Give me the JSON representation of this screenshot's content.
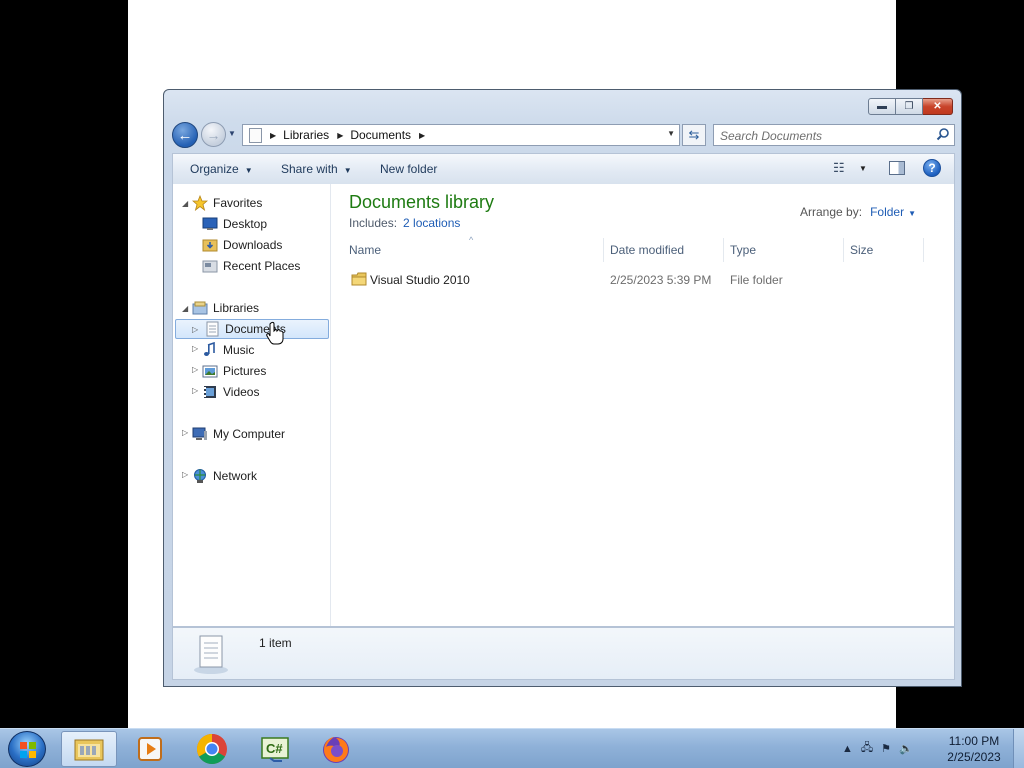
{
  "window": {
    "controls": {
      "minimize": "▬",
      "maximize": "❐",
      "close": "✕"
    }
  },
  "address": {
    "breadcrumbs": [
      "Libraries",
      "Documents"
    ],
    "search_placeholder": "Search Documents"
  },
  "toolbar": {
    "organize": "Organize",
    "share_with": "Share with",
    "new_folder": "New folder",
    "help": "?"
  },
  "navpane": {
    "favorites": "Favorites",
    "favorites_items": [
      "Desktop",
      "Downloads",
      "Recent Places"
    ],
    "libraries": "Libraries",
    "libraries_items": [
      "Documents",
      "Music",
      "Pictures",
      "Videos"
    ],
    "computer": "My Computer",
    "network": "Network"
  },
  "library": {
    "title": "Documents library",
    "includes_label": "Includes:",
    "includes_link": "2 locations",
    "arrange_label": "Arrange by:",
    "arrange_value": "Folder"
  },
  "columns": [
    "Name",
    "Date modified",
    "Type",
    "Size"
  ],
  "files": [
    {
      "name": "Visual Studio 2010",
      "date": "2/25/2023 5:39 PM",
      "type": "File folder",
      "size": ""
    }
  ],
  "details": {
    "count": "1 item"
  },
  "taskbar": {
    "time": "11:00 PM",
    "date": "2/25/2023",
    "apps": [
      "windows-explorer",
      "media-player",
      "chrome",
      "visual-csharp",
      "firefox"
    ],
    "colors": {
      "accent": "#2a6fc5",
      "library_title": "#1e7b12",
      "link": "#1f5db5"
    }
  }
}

++++

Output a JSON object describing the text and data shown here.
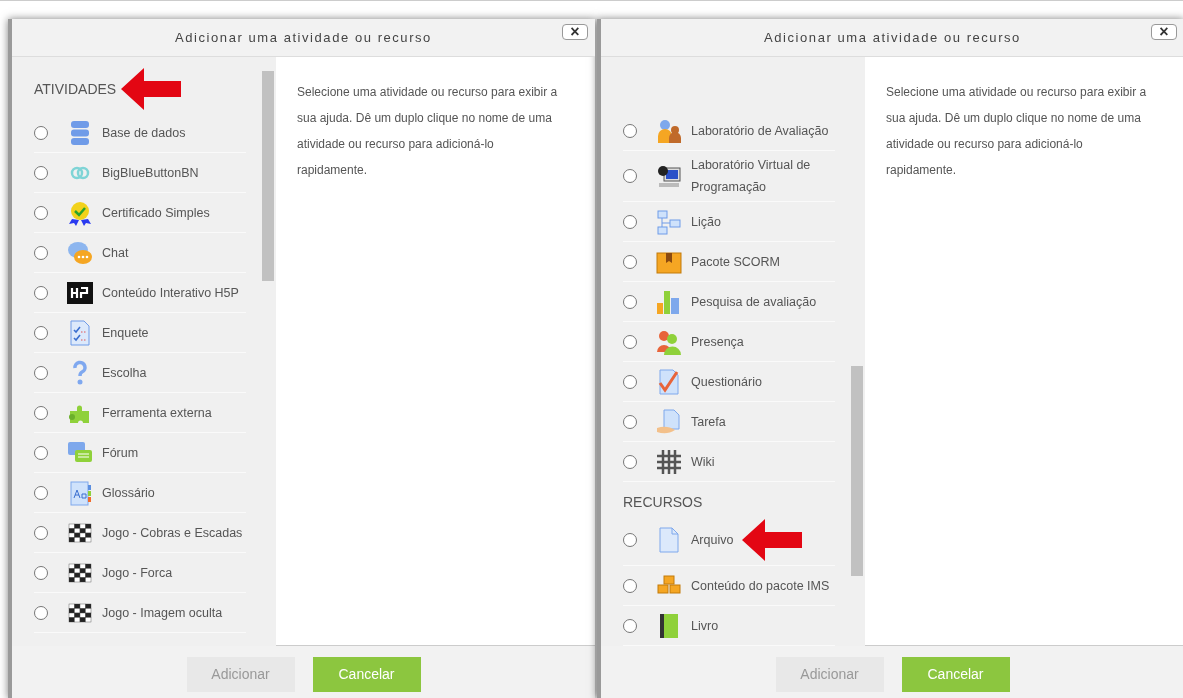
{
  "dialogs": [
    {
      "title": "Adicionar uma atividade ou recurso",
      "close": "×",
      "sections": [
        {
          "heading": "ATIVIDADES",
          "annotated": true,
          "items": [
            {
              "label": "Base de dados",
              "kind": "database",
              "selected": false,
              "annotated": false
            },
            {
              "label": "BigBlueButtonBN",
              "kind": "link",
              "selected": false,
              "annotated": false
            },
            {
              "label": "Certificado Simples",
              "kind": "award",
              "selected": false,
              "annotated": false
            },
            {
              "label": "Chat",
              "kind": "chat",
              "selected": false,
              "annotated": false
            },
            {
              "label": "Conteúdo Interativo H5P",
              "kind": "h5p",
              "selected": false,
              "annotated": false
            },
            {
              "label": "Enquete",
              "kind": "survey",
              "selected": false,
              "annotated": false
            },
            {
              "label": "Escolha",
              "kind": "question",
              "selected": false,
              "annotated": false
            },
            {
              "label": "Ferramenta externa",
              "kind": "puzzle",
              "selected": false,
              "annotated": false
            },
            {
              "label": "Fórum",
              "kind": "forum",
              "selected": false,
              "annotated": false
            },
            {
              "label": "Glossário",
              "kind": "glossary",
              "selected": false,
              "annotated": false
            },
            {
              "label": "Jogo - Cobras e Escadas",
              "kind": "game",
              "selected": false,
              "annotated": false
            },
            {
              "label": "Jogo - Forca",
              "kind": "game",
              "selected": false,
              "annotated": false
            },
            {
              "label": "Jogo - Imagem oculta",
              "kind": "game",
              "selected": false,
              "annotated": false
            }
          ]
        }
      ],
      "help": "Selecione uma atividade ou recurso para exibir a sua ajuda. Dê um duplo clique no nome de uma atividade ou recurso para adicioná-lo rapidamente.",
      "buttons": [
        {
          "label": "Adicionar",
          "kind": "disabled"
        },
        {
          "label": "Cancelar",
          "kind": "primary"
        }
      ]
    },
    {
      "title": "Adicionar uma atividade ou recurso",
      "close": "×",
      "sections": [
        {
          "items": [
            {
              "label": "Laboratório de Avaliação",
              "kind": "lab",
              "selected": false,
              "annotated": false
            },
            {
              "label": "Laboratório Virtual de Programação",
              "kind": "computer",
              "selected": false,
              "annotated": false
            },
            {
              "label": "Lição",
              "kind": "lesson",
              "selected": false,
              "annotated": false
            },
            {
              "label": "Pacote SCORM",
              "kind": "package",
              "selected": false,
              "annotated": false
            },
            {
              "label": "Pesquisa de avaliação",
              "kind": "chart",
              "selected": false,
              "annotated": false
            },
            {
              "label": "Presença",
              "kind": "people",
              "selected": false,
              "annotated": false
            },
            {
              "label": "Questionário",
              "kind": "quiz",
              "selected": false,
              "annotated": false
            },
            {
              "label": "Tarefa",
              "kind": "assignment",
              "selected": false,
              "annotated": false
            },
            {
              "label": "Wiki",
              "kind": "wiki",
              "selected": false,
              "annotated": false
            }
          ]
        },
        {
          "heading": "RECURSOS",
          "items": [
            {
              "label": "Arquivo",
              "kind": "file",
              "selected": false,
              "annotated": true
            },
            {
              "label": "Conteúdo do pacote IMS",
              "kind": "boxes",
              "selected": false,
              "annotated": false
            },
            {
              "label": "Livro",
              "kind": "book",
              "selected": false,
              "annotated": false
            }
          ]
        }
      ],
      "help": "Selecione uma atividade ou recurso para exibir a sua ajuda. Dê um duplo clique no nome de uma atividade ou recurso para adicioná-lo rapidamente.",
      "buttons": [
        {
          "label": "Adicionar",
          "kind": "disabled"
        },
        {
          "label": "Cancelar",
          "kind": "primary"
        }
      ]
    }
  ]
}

++++

» **TASK**:
Identify every line where the string "Laboratório" appears.

» **RESPONSE**:
              "label": "Laboratório de Avaliação",
              "label": "Laboratório Virtual de Programação",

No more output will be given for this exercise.